| What to produce |
Rewrite the rows below, replacing "screenshot" with "screen capture" and keeping everything else the same. Leave out the pictures.

--- --- ---

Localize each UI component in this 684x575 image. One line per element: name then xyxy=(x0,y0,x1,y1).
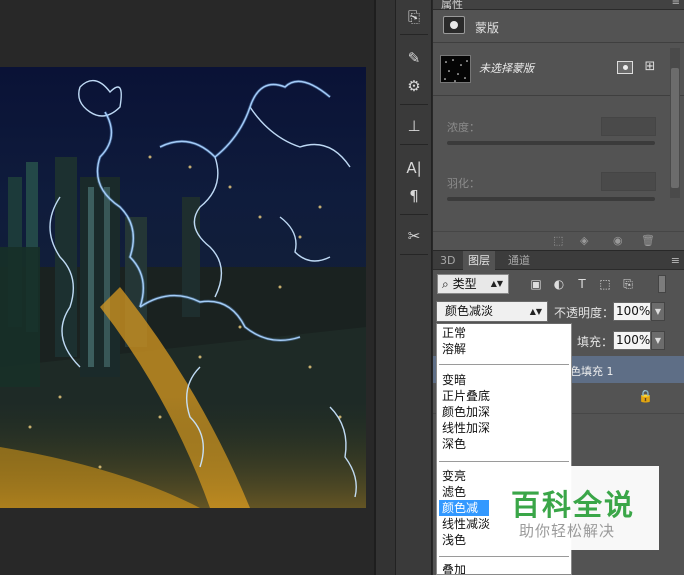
apply-mask-icon[interactable]: ◈ xyxy=(580,234,588,247)
adjustment-filter-icon[interactable]: ◐ xyxy=(551,276,567,292)
blend-option-color-dodge[interactable]: 颜色减淡 xyxy=(439,500,489,531)
mask-status-label: 未选择蒙版 xyxy=(479,62,534,75)
scrollbar-thumb[interactable] xyxy=(671,68,679,188)
blend-mode-value: 颜色减淡 xyxy=(445,304,494,318)
feather-slider[interactable] xyxy=(447,197,655,201)
feather-label: 羽化： xyxy=(447,177,480,190)
icon-separator xyxy=(400,144,428,145)
icon-separator xyxy=(400,254,428,255)
panel-dock-strip xyxy=(376,0,396,575)
tab-layers[interactable]: 图层 xyxy=(463,251,495,270)
tab-3d[interactable]: 3D xyxy=(435,251,460,270)
properties-panel: 属性 ≡ 蒙版 未选择蒙版 ⊞ 浓度： 羽化： ⬚ ◈ ◉ 🗑 xyxy=(433,0,684,250)
smart-object-filter-icon[interactable]: ⎘ xyxy=(620,276,636,292)
opacity-label: 不透明度： xyxy=(554,306,615,320)
blend-option-dissolve[interactable]: 溶解 xyxy=(439,341,569,357)
city-lightning-artwork xyxy=(0,67,366,508)
layer-name: 色填充 1 xyxy=(570,365,614,378)
document-canvas[interactable] xyxy=(0,0,376,575)
density-input[interactable] xyxy=(601,117,656,136)
panel-icon-bar: ⎘ ✎ ⚙ ⊥ A| ¶ ✂ xyxy=(396,0,432,575)
mask-row: 未选择蒙版 ⊞ xyxy=(433,44,684,96)
filter-toggle[interactable] xyxy=(658,275,666,293)
dropdown-separator xyxy=(439,461,569,462)
blend-option-darken[interactable]: 变暗 xyxy=(439,372,569,388)
fill-label: 填充： xyxy=(577,335,614,349)
fill-input[interactable]: 100% xyxy=(613,331,651,350)
feather-input[interactable] xyxy=(601,172,656,191)
properties-title: 蒙版 xyxy=(475,21,500,35)
panel-menu-icon[interactable]: ≡ xyxy=(672,0,680,8)
icon-separator xyxy=(400,104,428,105)
icon-separator xyxy=(400,214,428,215)
character-icon[interactable]: A| xyxy=(400,156,428,180)
canvas-image-city-lightning[interactable] xyxy=(0,67,366,508)
blend-mode-select[interactable]: 颜色减淡 ▲▼ xyxy=(436,301,548,322)
chevron-down-icon: ▲▼ xyxy=(529,307,542,316)
properties-footer: ⬚ ◈ ◉ 🗑 xyxy=(433,231,684,250)
dropdown-separator xyxy=(439,364,569,365)
filter-type-value: 类型 xyxy=(452,277,477,291)
opacity-dropdown-button[interactable]: ▼ xyxy=(651,302,665,321)
watermark-subtitle: 助你轻松解决 xyxy=(519,522,616,540)
properties-header: 蒙版 xyxy=(433,11,684,43)
fill-dropdown-button[interactable]: ▼ xyxy=(651,331,665,350)
paragraph-icon[interactable]: ¶ xyxy=(400,184,428,208)
clone-source-icon[interactable]: ⊥ xyxy=(400,114,428,138)
pixel-mask-icon xyxy=(443,16,465,34)
properties-scrollbar[interactable] xyxy=(670,48,680,198)
mask-thumbnail-art xyxy=(444,59,468,82)
chevron-down-icon: ▲▼ xyxy=(490,279,503,288)
add-pixel-mask-button[interactable] xyxy=(617,61,633,74)
watermark-title: 百科全说 xyxy=(511,488,636,522)
type-filter-icon[interactable]: T xyxy=(574,276,590,292)
shape-filter-icon[interactable]: ⬚ xyxy=(597,276,613,292)
properties-tabbar: 属性 ≡ xyxy=(433,0,684,11)
blend-option-multiply[interactable]: 正片叠底 xyxy=(439,388,569,404)
blend-option-darker-color[interactable]: 深色 xyxy=(439,436,569,452)
tools-icon[interactable]: ✂ xyxy=(400,224,428,248)
blend-option-normal[interactable]: 正常 xyxy=(439,325,569,341)
photoshop-window: ⎘ ✎ ⚙ ⊥ A| ¶ ✂ 属性 ≡ 蒙版 未选择蒙版 ⊞ 浓度： 羽化： ⬚… xyxy=(0,0,684,575)
history-icon[interactable]: ⎘ xyxy=(400,5,428,29)
delete-icon[interactable]: 🗑 xyxy=(641,234,655,247)
opacity-input[interactable]: 100% xyxy=(613,302,651,321)
blend-option-overlay[interactable]: 叠加 xyxy=(439,562,569,574)
blend-option-color-burn[interactable]: 颜色加深 xyxy=(439,404,569,420)
blend-option-linear-burn[interactable]: 线性加深 xyxy=(439,420,569,436)
dropdown-separator xyxy=(439,556,569,557)
adjustments-icon[interactable]: ⚙ xyxy=(400,74,428,98)
layers-tabbar: 3D 图层 通道 ≡ xyxy=(433,251,684,270)
density-slider[interactable] xyxy=(447,141,655,145)
icon-separator xyxy=(400,34,428,35)
brush-presets-icon[interactable]: ✎ xyxy=(400,46,428,70)
layer-filter-row: ⌕ 类型 ▲▼ ▣ ◐ T ⬚ ⎘ xyxy=(433,271,684,297)
filter-type-select[interactable]: ⌕ 类型 ▲▼ xyxy=(437,274,509,294)
pixel-filter-icon[interactable]: ▣ xyxy=(528,276,544,292)
lock-icon: 🔒 xyxy=(638,389,653,403)
add-vector-mask-button[interactable]: ⊞ xyxy=(642,59,658,75)
watermark-logo: 百科全说 助你轻松解决 xyxy=(501,466,659,550)
density-label: 浓度： xyxy=(447,121,480,134)
tab-channels[interactable]: 通道 xyxy=(503,251,535,270)
mask-thumbnail[interactable] xyxy=(440,55,471,83)
visibility-icon[interactable]: ◉ xyxy=(613,234,623,247)
search-icon: ⌕ xyxy=(442,277,449,291)
blend-row: 颜色减淡 ▲▼ 不透明度： 100% ▼ xyxy=(433,299,684,323)
panel-menu-icon[interactable]: ≡ xyxy=(671,251,680,270)
selection-icon[interactable]: ⬚ xyxy=(553,234,563,247)
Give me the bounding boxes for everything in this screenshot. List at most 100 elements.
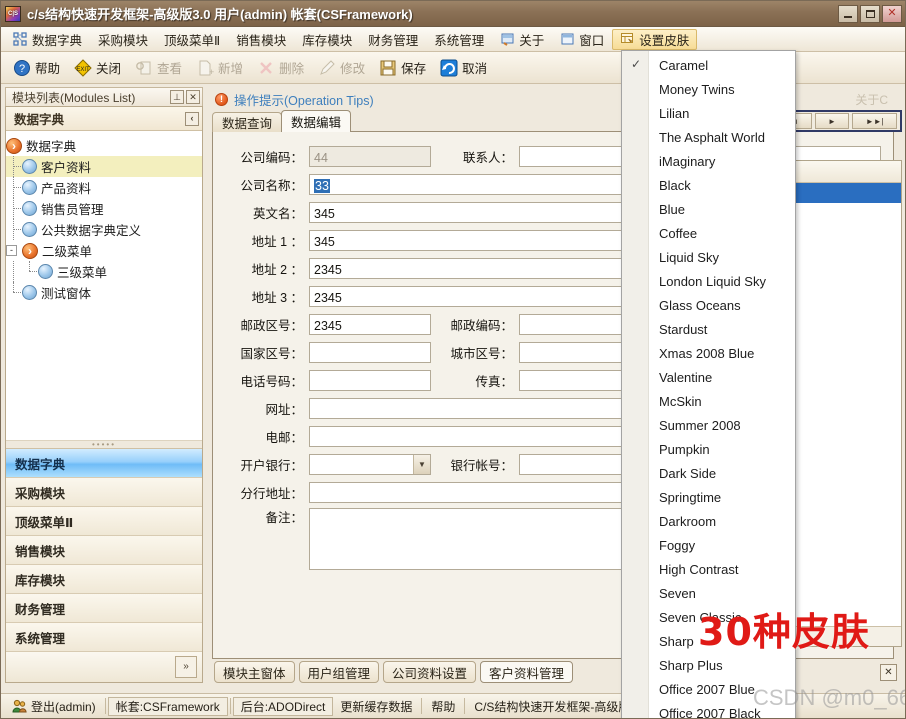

--- --- ---

| Final answer |
Localize each UI component in this 684x575 image. One line per element: name then xyxy=(x0,y0,x1,y1).
apply-mask-icon[interactable]: ◈ xyxy=(580,234,588,247)
adjustment-filter-icon[interactable]: ◐ xyxy=(551,276,567,292)
blend-option-color-dodge[interactable]: 颜色减淡 xyxy=(439,500,489,531)
mask-status-label: 未选择蒙版 xyxy=(479,62,534,75)
scrollbar-thumb[interactable] xyxy=(671,68,679,188)
blend-mode-value: 颜色减淡 xyxy=(445,304,494,318)
feather-slider[interactable] xyxy=(447,197,655,201)
feather-label: 羽化： xyxy=(447,177,480,190)
icon-separator xyxy=(400,144,428,145)
icon-separator xyxy=(400,254,428,255)
panel-dock-strip xyxy=(376,0,396,575)
tab-layers[interactable]: 图层 xyxy=(463,251,495,270)
tab-3d[interactable]: 3D xyxy=(435,251,460,270)
properties-panel: 属性 ≡ 蒙版 未选择蒙版 ⊞ 浓度： 羽化： ⬚ ◈ ◉ 🗑 xyxy=(433,0,684,250)
smart-object-filter-icon[interactable]: ⎘ xyxy=(620,276,636,292)
opacity-label: 不透明度： xyxy=(554,306,615,320)
blend-option-dissolve[interactable]: 溶解 xyxy=(439,341,569,357)
city-lightning-artwork xyxy=(0,67,366,508)
layer-name: 色填充 1 xyxy=(570,365,614,378)
document-canvas[interactable] xyxy=(0,0,376,575)
density-input[interactable] xyxy=(601,117,656,136)
panel-icon-bar: ⎘ ✎ ⚙ ⊥ A| ¶ ✂ xyxy=(396,0,432,575)
mask-row: 未选择蒙版 ⊞ xyxy=(433,44,684,96)
filter-toggle[interactable] xyxy=(658,275,666,293)
dropdown-separator xyxy=(439,461,569,462)
blend-option-darken[interactable]: 变暗 xyxy=(439,372,569,388)
fill-label: 填充： xyxy=(577,335,614,349)
fill-input[interactable]: 100% xyxy=(613,331,651,350)
feather-input[interactable] xyxy=(601,172,656,191)
properties-title: 蒙版 xyxy=(475,21,500,35)
panel-menu-icon[interactable]: ≡ xyxy=(672,0,680,8)
icon-separator xyxy=(400,104,428,105)
icon-separator xyxy=(400,214,428,215)
character-icon[interactable]: A| xyxy=(400,156,428,180)
canvas-image-city-lightning[interactable] xyxy=(0,67,366,508)
blend-mode-select[interactable]: 颜色减淡 ▲▼ xyxy=(436,301,548,322)
chevron-down-icon: ▲▼ xyxy=(529,307,542,316)
properties-footer: ⬚ ◈ ◉ 🗑 xyxy=(433,231,684,250)
dropdown-separator xyxy=(439,364,569,365)
filter-type-value: 类型 xyxy=(452,277,477,291)
opacity-dropdown-button[interactable]: ▼ xyxy=(651,302,665,321)
watermark-subtitle: 助你轻松解决 xyxy=(519,522,616,540)
properties-header: 蒙版 xyxy=(433,11,684,43)
fill-dropdown-button[interactable]: ▼ xyxy=(651,331,665,350)
paragraph-icon[interactable]: ¶ xyxy=(400,184,428,208)
clone-source-icon[interactable]: ⊥ xyxy=(400,114,428,138)
pixel-mask-icon xyxy=(443,16,465,34)
properties-scrollbar[interactable] xyxy=(670,48,680,198)
mask-thumbnail-art xyxy=(444,59,468,82)
chevron-down-icon: ▲▼ xyxy=(490,279,503,288)
add-pixel-mask-button[interactable] xyxy=(617,61,633,74)
watermark-title: 百科全说 xyxy=(511,488,636,522)
type-filter-icon[interactable]: T xyxy=(574,276,590,292)
shape-filter-icon[interactable]: ⬚ xyxy=(597,276,613,292)
properties-tabbar: 属性 ≡ xyxy=(433,0,684,11)
blend-option-multiply[interactable]: 正片叠底 xyxy=(439,388,569,404)
blend-option-darker-color[interactable]: 深色 xyxy=(439,436,569,452)
tools-icon[interactable]: ✂ xyxy=(400,224,428,248)
blend-option-normal[interactable]: 正常 xyxy=(439,325,569,341)
photoshop-window: ⎘ ✎ ⚙ ⊥ A| ¶ ✂ 属性 ≡ 蒙版 未选择蒙版 ⊞ 浓度： 羽化： ⬚… xyxy=(0,0,684,575)
history-icon[interactable]: ⎘ xyxy=(400,5,428,29)
delete-icon[interactable]: 🗑 xyxy=(641,234,655,247)
opacity-input[interactable]: 100% xyxy=(613,302,651,321)
blend-option-overlay[interactable]: 叠加 xyxy=(439,562,569,574)
blend-option-color-burn[interactable]: 颜色加深 xyxy=(439,404,569,420)
blend-option-linear-burn[interactable]: 线性加深 xyxy=(439,420,569,436)
dropdown-separator xyxy=(439,556,569,557)
adjustments-icon[interactable]: ⚙ xyxy=(400,74,428,98)
layers-tabbar: 3D 图层 通道 ≡ xyxy=(433,251,684,270)
density-slider[interactable] xyxy=(447,141,655,145)
icon-separator xyxy=(400,34,428,35)
brush-presets-icon[interactable]: ✎ xyxy=(400,46,428,70)
layer-filter-row: ⌕ 类型 ▲▼ ▣ ◐ T ⬚ ⎘ xyxy=(433,271,684,297)
filter-type-select[interactable]: ⌕ 类型 ▲▼ xyxy=(437,274,509,294)
pixel-filter-icon[interactable]: ▣ xyxy=(528,276,544,292)
lock-icon: 🔒 xyxy=(638,389,653,403)
add-vector-mask-button[interactable]: ⊞ xyxy=(642,59,658,75)
watermark-logo: 百科全说 助你轻松解决 xyxy=(501,466,659,550)
density-label: 浓度： xyxy=(447,121,480,134)
tab-channels[interactable]: 通道 xyxy=(503,251,535,270)
mask-thumbnail[interactable] xyxy=(440,55,471,83)
visibility-icon[interactable]: ◉ xyxy=(613,234,623,247)
search-icon: ⌕ xyxy=(442,277,449,291)
blend-row: 颜色减淡 ▲▼ 不透明度： 100% ▼ xyxy=(433,299,684,323)
panel-menu-icon[interactable]: ≡ xyxy=(671,251,680,270)
selection-icon[interactable]: ⬚ xyxy=(553,234,563,247)
Give me the bounding boxes for everything in this screen capture. List at most 100 elements.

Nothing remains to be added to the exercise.